• WHAT YOU HAVE TO DO: Give a verbatim copy of the lines below, minus the pictures.

• RECORDS PROVIDED:
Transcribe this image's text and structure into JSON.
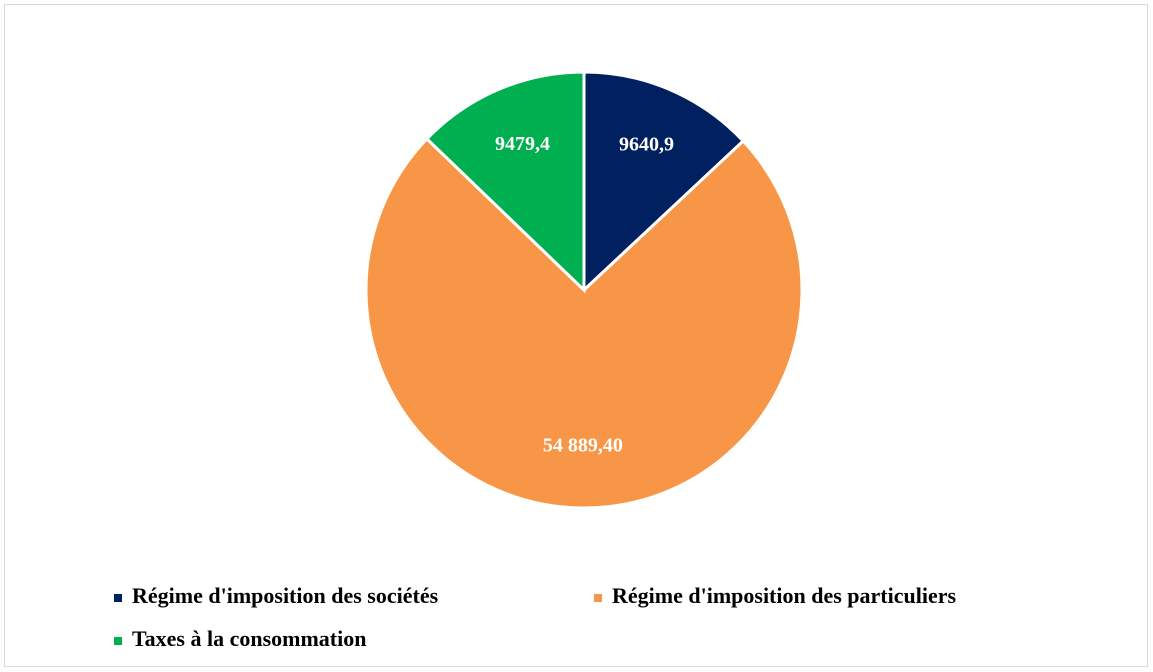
{
  "chart_data": {
    "type": "pie",
    "categories": [
      "Régime d'imposition des sociétés",
      "Régime d'imposition des particuliers",
      "Taxes à la consommation"
    ],
    "values": [
      9640.9,
      54889.4,
      9479.4
    ],
    "value_labels": [
      "9640,9",
      "54 889,40",
      "9479,4"
    ],
    "colors": [
      "#002060",
      "#F79646",
      "#00B050"
    ],
    "legend": "bottom"
  }
}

• SOLUTION TO THIS EXERCISE:
Transcribe this image's text and structure into JSON.
{
  "chart_data": {
    "type": "pie",
    "categories": [
      "Régime d'imposition des sociétés",
      "Régime d'imposition des particuliers",
      "Taxes à la consommation"
    ],
    "values": [
      9640.9,
      54889.4,
      9479.4
    ],
    "value_labels": [
      "9640,9",
      "54 889,40",
      "9479,4"
    ],
    "colors": [
      "#002060",
      "#F79646",
      "#00B050"
    ],
    "legend": "bottom"
  }
}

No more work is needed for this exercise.